Work instructions | Copy out each line featuring the string "Registration" from the entries beneath.
BEGIN Records to process
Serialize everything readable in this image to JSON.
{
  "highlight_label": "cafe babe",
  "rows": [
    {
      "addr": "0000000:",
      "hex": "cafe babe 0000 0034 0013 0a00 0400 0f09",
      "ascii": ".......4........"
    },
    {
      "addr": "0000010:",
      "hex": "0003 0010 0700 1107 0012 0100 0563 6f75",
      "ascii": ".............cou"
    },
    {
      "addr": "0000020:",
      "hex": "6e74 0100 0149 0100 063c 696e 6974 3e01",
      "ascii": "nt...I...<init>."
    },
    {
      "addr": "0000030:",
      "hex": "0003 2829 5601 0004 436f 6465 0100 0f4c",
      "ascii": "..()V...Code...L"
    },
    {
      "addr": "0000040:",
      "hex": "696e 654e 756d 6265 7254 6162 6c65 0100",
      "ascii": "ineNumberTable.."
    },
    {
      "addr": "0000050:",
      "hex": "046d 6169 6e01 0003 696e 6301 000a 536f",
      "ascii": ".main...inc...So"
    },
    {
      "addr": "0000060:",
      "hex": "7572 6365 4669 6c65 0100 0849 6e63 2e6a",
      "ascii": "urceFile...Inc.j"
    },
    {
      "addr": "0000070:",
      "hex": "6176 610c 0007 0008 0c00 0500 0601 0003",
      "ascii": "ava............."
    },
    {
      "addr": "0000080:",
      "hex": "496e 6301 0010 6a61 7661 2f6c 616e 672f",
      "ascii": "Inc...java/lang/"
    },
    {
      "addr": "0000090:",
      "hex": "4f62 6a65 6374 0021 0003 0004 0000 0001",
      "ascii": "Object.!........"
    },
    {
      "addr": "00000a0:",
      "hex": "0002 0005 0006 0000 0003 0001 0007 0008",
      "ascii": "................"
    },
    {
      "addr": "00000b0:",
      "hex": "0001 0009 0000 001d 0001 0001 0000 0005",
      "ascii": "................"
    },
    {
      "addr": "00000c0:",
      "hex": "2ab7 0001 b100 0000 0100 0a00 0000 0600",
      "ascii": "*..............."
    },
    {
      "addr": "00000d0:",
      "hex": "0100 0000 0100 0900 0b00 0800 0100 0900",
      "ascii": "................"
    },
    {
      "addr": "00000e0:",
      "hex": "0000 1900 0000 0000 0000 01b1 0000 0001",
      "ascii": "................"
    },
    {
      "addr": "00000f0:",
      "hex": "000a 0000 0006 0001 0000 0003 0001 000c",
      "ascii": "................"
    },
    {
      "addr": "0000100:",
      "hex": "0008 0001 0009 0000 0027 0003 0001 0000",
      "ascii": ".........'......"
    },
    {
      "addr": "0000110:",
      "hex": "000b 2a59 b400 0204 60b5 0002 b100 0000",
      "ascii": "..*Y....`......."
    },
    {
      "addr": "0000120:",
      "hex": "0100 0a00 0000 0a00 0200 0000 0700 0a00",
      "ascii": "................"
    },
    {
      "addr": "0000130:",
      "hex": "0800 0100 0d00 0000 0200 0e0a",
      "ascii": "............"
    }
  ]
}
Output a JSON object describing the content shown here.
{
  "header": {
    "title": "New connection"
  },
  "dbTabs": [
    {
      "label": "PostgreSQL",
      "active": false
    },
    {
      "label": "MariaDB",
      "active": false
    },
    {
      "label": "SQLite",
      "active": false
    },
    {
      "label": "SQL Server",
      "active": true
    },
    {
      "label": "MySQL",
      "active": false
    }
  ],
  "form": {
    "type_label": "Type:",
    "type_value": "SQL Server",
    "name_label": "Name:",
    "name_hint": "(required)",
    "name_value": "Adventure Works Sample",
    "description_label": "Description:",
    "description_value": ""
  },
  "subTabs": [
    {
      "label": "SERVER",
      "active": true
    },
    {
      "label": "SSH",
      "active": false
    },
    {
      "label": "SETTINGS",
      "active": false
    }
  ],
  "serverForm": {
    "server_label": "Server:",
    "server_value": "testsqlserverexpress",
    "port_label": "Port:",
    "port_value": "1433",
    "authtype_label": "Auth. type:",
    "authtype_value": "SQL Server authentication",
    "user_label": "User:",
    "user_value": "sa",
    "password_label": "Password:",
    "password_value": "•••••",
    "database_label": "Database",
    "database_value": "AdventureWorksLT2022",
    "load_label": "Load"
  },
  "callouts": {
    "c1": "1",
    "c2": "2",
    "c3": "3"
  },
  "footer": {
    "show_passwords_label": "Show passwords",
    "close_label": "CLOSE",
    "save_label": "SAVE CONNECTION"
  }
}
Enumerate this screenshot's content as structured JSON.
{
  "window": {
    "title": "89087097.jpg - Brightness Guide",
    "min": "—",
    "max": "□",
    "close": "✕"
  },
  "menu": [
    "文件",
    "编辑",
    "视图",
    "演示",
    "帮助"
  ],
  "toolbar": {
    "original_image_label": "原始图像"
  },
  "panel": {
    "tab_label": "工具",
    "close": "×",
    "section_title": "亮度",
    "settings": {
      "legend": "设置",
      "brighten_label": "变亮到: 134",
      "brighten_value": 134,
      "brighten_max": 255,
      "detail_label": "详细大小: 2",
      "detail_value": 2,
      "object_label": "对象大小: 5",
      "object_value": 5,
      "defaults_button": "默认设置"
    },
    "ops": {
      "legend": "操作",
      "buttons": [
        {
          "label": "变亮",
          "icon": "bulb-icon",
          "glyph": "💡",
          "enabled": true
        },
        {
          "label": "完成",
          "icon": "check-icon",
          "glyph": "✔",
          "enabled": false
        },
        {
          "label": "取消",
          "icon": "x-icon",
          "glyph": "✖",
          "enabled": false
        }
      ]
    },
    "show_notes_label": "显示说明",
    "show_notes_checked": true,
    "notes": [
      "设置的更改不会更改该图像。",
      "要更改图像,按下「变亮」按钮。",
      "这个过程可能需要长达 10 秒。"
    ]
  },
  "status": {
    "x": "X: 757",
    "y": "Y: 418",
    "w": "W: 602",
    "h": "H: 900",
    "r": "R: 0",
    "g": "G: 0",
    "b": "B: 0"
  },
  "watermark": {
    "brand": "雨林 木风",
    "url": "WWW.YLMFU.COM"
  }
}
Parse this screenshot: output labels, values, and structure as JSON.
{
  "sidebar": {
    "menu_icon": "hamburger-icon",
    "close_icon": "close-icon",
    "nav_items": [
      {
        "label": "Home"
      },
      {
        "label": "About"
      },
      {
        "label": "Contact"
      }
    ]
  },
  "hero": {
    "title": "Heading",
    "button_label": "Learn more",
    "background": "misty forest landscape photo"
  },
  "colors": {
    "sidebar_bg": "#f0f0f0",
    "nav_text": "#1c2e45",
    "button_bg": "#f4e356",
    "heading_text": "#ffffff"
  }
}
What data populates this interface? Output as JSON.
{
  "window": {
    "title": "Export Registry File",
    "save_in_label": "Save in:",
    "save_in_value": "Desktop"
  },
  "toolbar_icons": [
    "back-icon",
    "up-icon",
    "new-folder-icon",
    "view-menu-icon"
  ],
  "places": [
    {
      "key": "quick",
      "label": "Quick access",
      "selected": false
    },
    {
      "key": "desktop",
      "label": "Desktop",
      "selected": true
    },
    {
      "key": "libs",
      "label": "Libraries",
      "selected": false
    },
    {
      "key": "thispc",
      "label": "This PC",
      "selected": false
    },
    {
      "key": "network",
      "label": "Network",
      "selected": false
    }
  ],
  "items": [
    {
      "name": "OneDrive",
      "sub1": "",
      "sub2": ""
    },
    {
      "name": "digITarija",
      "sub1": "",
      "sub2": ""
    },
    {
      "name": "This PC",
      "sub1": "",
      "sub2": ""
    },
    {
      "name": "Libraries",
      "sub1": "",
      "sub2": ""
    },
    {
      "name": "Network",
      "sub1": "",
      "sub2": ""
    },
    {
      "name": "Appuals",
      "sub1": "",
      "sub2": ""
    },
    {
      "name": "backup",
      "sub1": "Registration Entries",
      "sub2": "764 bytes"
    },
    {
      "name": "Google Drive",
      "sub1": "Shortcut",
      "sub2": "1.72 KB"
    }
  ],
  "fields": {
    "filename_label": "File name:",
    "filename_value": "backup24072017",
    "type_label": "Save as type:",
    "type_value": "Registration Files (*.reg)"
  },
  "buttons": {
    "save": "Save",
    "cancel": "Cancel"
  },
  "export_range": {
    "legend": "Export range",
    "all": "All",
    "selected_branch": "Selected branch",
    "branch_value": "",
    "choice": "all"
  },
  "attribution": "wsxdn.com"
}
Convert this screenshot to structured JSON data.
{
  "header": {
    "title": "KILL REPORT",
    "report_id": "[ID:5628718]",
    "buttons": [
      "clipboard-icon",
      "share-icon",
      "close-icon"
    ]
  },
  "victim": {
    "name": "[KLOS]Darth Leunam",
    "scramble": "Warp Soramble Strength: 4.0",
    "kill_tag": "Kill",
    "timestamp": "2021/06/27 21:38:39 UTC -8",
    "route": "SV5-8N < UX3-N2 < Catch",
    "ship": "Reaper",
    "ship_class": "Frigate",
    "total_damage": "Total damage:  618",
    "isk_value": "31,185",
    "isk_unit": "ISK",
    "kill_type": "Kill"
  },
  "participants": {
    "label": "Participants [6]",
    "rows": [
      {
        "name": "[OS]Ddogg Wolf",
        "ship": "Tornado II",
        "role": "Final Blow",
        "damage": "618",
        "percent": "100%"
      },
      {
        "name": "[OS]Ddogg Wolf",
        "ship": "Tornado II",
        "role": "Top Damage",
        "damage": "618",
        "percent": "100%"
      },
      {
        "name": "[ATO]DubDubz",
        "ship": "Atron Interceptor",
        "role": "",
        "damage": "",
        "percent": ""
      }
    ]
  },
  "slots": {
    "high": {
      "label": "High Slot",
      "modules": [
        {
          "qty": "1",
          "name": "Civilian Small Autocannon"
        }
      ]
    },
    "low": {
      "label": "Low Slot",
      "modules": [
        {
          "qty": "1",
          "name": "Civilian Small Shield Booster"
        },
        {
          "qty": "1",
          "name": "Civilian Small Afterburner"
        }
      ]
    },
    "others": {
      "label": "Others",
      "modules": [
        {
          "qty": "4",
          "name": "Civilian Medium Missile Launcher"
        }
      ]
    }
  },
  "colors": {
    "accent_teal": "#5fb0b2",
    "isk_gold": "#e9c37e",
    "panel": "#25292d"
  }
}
END Records to process
Solved problem |
      "sub1": "Registration Entries",
    "type_value": "Registration Files (*.reg)"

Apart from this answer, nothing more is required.